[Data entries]

────

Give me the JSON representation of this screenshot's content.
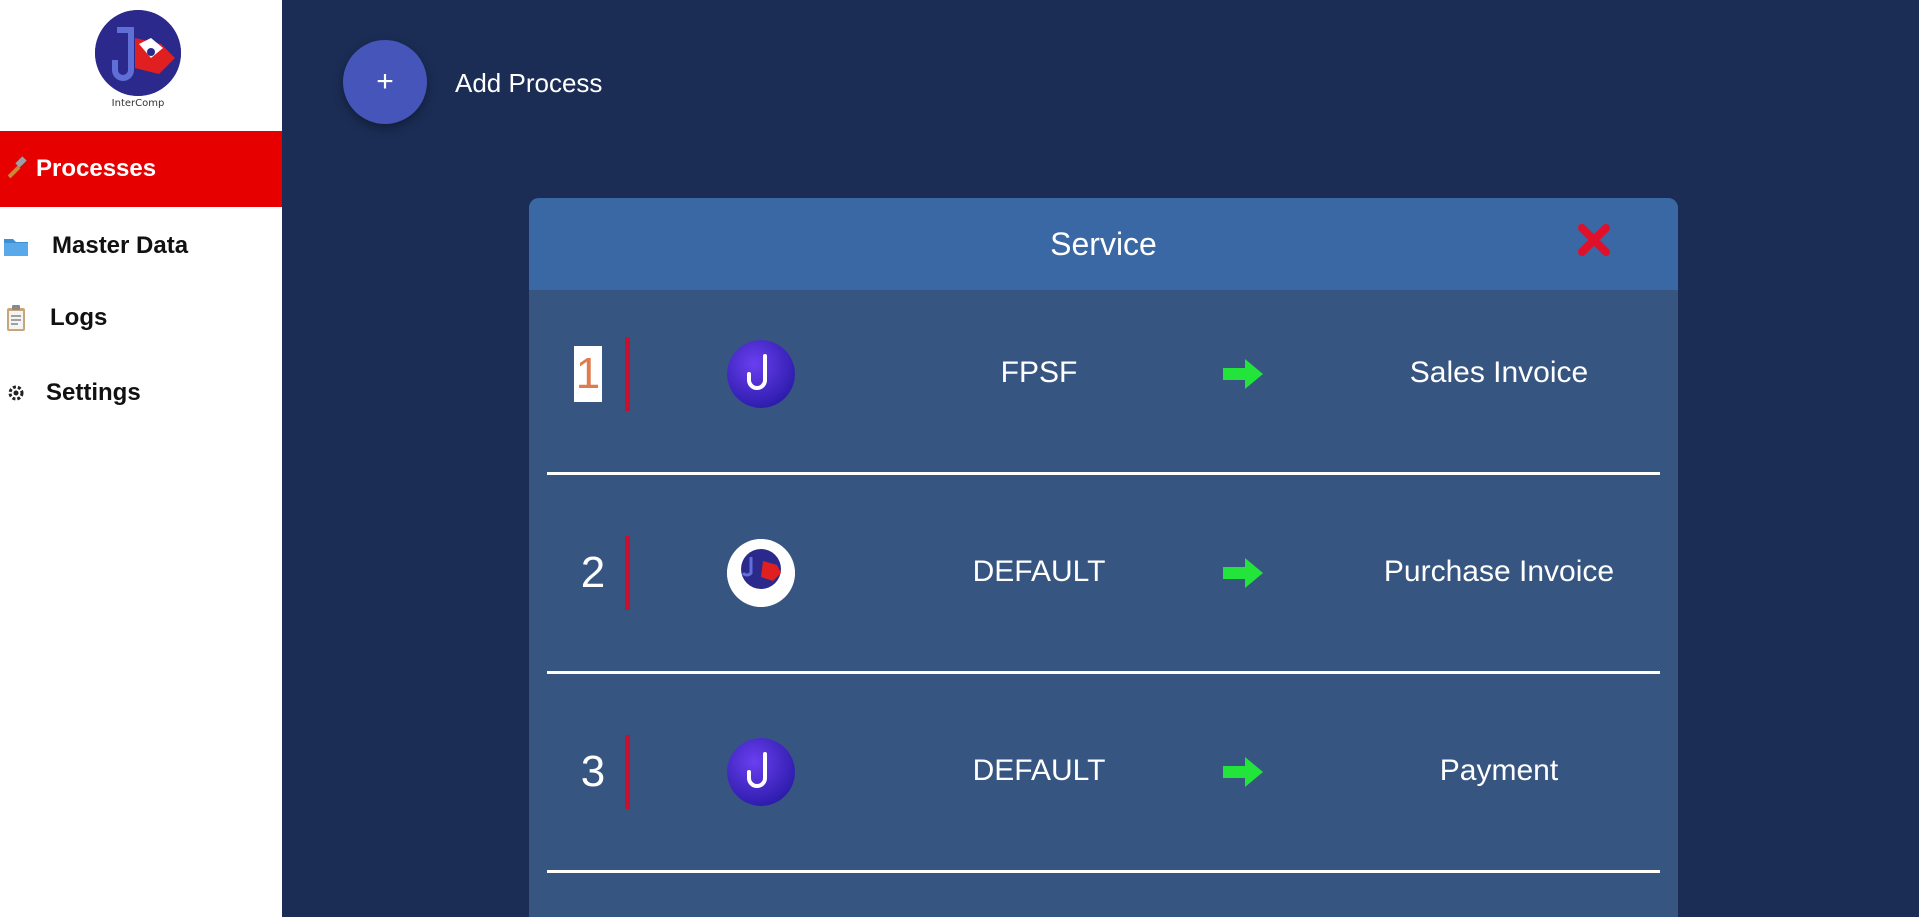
{
  "sidebar": {
    "logo_text": "InterComp",
    "items": [
      {
        "label": "Processes",
        "icon": "hammer-icon",
        "active": true
      },
      {
        "label": "Master Data",
        "icon": "folder-icon",
        "active": false
      },
      {
        "label": "Logs",
        "icon": "clipboard-icon",
        "active": false
      },
      {
        "label": "Settings",
        "icon": "gear-icon",
        "active": false
      }
    ]
  },
  "toolbar": {
    "add_icon": "+",
    "add_label": "Add Process"
  },
  "panel": {
    "title": "Service",
    "close_icon": "close-icon",
    "rows": [
      {
        "number": "1",
        "logo": "j-logo-icon",
        "source": "FPSF",
        "target": "Sales Invoice"
      },
      {
        "number": "2",
        "logo": "intercomp-logo-icon",
        "source": "DEFAULT",
        "target": "Purchase Invoice"
      },
      {
        "number": "3",
        "logo": "j-logo-icon",
        "source": "DEFAULT",
        "target": "Payment"
      }
    ]
  },
  "colors": {
    "background": "#1b2d55",
    "active_nav": "#e60000",
    "panel": "#365581",
    "panel_header": "#3a68a4",
    "arrow": "#22e43a",
    "close": "#e0102a",
    "add_button": "#4555b9"
  }
}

────

REQUIRED WORK:
Reproduce every line exactly and omit all pictures.

REPLY TO THE TASK:
Give me the JSON representation of this screenshot's content.
{
  "sidebar": {
    "logo_text": "InterComp",
    "items": [
      {
        "label": "Processes",
        "icon": "hammer-icon",
        "active": true
      },
      {
        "label": "Master Data",
        "icon": "folder-icon",
        "active": false
      },
      {
        "label": "Logs",
        "icon": "clipboard-icon",
        "active": false
      },
      {
        "label": "Settings",
        "icon": "gear-icon",
        "active": false
      }
    ]
  },
  "toolbar": {
    "add_icon": "+",
    "add_label": "Add Process"
  },
  "panel": {
    "title": "Service",
    "close_icon": "close-icon",
    "rows": [
      {
        "number": "1",
        "logo": "j-logo-icon",
        "source": "FPSF",
        "target": "Sales Invoice"
      },
      {
        "number": "2",
        "logo": "intercomp-logo-icon",
        "source": "DEFAULT",
        "target": "Purchase Invoice"
      },
      {
        "number": "3",
        "logo": "j-logo-icon",
        "source": "DEFAULT",
        "target": "Payment"
      }
    ]
  },
  "colors": {
    "background": "#1b2d55",
    "active_nav": "#e60000",
    "panel": "#365581",
    "panel_header": "#3a68a4",
    "arrow": "#22e43a",
    "close": "#e0102a",
    "add_button": "#4555b9"
  }
}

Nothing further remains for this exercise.